# Exercise details
Are you able to retype all the records below exactly?

# Excerpted records

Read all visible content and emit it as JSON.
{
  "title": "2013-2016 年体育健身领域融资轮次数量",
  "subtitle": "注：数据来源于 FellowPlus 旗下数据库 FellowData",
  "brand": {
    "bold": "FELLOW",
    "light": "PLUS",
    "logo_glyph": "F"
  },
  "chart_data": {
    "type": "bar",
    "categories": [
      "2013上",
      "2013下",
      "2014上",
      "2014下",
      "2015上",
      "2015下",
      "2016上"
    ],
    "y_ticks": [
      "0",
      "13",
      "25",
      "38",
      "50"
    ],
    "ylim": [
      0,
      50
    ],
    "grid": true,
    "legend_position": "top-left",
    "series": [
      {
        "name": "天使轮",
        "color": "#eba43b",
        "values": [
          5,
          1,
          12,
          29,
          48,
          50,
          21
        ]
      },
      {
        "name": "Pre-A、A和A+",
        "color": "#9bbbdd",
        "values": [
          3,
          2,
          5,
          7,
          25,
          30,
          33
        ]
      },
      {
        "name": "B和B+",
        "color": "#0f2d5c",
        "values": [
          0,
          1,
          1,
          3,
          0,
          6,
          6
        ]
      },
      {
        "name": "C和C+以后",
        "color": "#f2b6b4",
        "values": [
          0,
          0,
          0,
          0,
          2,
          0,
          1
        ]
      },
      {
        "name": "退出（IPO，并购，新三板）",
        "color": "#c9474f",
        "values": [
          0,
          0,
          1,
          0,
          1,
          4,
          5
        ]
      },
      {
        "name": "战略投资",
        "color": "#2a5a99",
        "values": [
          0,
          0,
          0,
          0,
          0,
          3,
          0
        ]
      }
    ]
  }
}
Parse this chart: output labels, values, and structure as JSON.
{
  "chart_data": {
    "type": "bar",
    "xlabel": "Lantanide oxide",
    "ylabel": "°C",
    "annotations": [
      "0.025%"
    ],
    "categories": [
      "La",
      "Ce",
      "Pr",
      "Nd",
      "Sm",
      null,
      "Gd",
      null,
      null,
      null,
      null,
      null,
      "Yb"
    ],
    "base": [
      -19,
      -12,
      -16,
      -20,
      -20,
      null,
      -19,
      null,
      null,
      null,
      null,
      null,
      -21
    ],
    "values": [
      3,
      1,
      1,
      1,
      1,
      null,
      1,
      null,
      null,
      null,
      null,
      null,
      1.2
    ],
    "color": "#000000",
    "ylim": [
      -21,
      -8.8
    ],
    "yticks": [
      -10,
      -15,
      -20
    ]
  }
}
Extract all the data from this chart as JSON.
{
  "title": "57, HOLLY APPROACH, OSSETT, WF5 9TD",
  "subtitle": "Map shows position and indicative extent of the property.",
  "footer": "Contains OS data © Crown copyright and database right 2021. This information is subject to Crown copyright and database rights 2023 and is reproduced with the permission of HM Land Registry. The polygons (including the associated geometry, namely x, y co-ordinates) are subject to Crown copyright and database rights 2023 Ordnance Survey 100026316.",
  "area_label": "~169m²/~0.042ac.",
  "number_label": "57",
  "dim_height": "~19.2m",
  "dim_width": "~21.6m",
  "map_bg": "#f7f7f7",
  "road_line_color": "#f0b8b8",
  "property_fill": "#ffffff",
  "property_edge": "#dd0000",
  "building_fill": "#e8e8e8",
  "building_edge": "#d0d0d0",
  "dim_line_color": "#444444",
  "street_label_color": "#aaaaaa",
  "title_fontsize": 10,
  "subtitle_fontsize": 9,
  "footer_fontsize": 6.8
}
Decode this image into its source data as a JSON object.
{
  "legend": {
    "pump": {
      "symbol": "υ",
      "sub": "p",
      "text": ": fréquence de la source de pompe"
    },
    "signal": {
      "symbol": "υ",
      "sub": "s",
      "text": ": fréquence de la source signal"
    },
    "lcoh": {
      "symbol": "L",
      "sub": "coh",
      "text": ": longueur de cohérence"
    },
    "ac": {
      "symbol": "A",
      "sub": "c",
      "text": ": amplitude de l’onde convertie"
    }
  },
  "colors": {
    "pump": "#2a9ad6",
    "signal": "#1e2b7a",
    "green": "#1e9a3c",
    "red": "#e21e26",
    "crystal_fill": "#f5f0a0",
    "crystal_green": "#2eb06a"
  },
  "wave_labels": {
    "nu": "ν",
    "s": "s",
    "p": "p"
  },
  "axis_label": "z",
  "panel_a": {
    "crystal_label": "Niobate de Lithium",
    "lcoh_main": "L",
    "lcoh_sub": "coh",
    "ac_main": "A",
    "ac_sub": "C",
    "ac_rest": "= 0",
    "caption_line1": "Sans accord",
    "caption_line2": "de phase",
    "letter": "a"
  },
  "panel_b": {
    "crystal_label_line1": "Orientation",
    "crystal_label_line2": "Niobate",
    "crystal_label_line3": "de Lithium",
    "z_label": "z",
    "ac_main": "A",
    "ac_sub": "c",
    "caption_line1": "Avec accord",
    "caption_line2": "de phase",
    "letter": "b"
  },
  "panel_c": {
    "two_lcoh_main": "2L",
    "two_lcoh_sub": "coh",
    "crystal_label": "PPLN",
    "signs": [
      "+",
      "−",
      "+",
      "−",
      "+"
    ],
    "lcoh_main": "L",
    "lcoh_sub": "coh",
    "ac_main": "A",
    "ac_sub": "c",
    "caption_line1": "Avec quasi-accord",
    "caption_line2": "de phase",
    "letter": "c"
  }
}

# Result of the exercise
Read all visible content and emit it as JSON.
{
  "title": "2013-2016 年体育健身领域融资轮次数量",
  "subtitle": "注：数据来源于 FellowPlus 旗下数据库 FellowData",
  "brand": {
    "bold": "FELLOW",
    "light": "PLUS",
    "logo_glyph": "F"
  },
  "chart_data": {
    "type": "bar",
    "categories": [
      "2013上",
      "2013下",
      "2014上",
      "2014下",
      "2015上",
      "2015下",
      "2016上"
    ],
    "y_ticks": [
      "0",
      "13",
      "25",
      "38",
      "50"
    ],
    "ylim": [
      0,
      50
    ],
    "grid": true,
    "legend_position": "top-left",
    "series": [
      {
        "name": "天使轮",
        "color": "#eba43b",
        "values": [
          5,
          1,
          12,
          29,
          48,
          50,
          21
        ]
      },
      {
        "name": "Pre-A、A和A+",
        "color": "#9bbbdd",
        "values": [
          3,
          2,
          5,
          7,
          25,
          30,
          33
        ]
      },
      {
        "name": "B和B+",
        "color": "#0f2d5c",
        "values": [
          0,
          1,
          1,
          3,
          0,
          6,
          6
        ]
      },
      {
        "name": "C和C+以后",
        "color": "#f2b6b4",
        "values": [
          0,
          0,
          0,
          0,
          2,
          0,
          1
        ]
      },
      {
        "name": "退出（IPO，并购，新三板）",
        "color": "#c9474f",
        "values": [
          0,
          0,
          1,
          0,
          1,
          4,
          5
        ]
      },
      {
        "name": "战略投资",
        "color": "#2a5a99",
        "values": [
          0,
          0,
          0,
          0,
          0,
          3,
          0
        ]
      }
    ]
  }
}
Parse this chart: output labels, values, and structure as JSON.
{
  "chart_data": {
    "type": "bar",
    "xlabel": "Lantanide oxide",
    "ylabel": "°C",
    "annotations": [
      "0.025%"
    ],
    "categories": [
      "La",
      "Ce",
      "Pr",
      "Nd",
      "Sm",
      null,
      "Gd",
      null,
      null,
      null,
      null,
      null,
      "Yb"
    ],
    "base": [
      -19,
      -12,
      -16,
      -20,
      -20,
      null,
      -19,
      null,
      null,
      null,
      null,
      null,
      -21
    ],
    "values": [
      3,
      1,
      1,
      1,
      1,
      null,
      1,
      null,
      null,
      null,
      null,
      null,
      1.2
    ],
    "color": "#000000",
    "ylim": [
      -21,
      -8.8
    ],
    "yticks": [
      -10,
      -15,
      -20
    ]
  }
}
Extract all the data from this chart as JSON.
{
  "title": "57, HOLLY APPROACH, OSSETT, WF5 9TD",
  "subtitle": "Map shows position and indicative extent of the property.",
  "footer": "Contains OS data © Crown copyright and database right 2021. This information is subject to Crown copyright and database rights 2023 and is reproduced with the permission of HM Land Registry. The polygons (including the associated geometry, namely x, y co-ordinates) are subject to Crown copyright and database rights 2023 Ordnance Survey 100026316.",
  "area_label": "~169m²/~0.042ac.",
  "number_label": "57",
  "dim_height": "~19.2m",
  "dim_width": "~21.6m",
  "map_bg": "#f7f7f7",
  "road_line_color": "#f0b8b8",
  "property_fill": "#ffffff",
  "property_edge": "#dd0000",
  "building_fill": "#e8e8e8",
  "building_edge": "#d0d0d0",
  "dim_line_color": "#444444",
  "street_label_color": "#aaaaaa",
  "title_fontsize": 10,
  "subtitle_fontsize": 9,
  "footer_fontsize": 6.8
}
Decode this image into its source data as a JSON object.
{
  "legend": {
    "pump": {
      "symbol": "υ",
      "sub": "p",
      "text": ": fréquence de la source de pompe"
    },
    "signal": {
      "symbol": "υ",
      "sub": "s",
      "text": ": fréquence de la source signal"
    },
    "lcoh": {
      "symbol": "L",
      "sub": "coh",
      "text": ": longueur de cohérence"
    },
    "ac": {
      "symbol": "A",
      "sub": "c",
      "text": ": amplitude de l’onde convertie"
    }
  },
  "colors": {
    "pump": "#2a9ad6",
    "signal": "#1e2b7a",
    "green": "#1e9a3c",
    "red": "#e21e26",
    "crystal_fill": "#f5f0a0",
    "crystal_green": "#2eb06a"
  },
  "wave_labels": {
    "nu": "ν",
    "s": "s",
    "p": "p"
  },
  "axis_label": "z",
  "panel_a": {
    "crystal_label": "Niobate de Lithium",
    "lcoh_main": "L",
    "lcoh_sub": "coh",
    "ac_main": "A",
    "ac_sub": "C",
    "ac_rest": "= 0",
    "caption_line1": "Sans accord",
    "caption_line2": "de phase",
    "letter": "a"
  },
  "panel_b": {
    "crystal_label_line1": "Orientation",
    "crystal_label_line2": "Niobate",
    "crystal_label_line3": "de Lithium",
    "z_label": "z",
    "ac_main": "A",
    "ac_sub": "c",
    "caption_line1": "Avec accord",
    "caption_line2": "de phase",
    "letter": "b"
  },
  "panel_c": {
    "two_lcoh_main": "2L",
    "two_lcoh_sub": "coh",
    "crystal_label": "PPLN",
    "signs": [
      "+",
      "−",
      "+",
      "−",
      "+"
    ],
    "lcoh_main": "L",
    "lcoh_sub": "coh",
    "ac_main": "A",
    "ac_sub": "c",
    "caption_line1": "Avec quasi-accord",
    "caption_line2": "de phase",
    "letter": "c"
  }
}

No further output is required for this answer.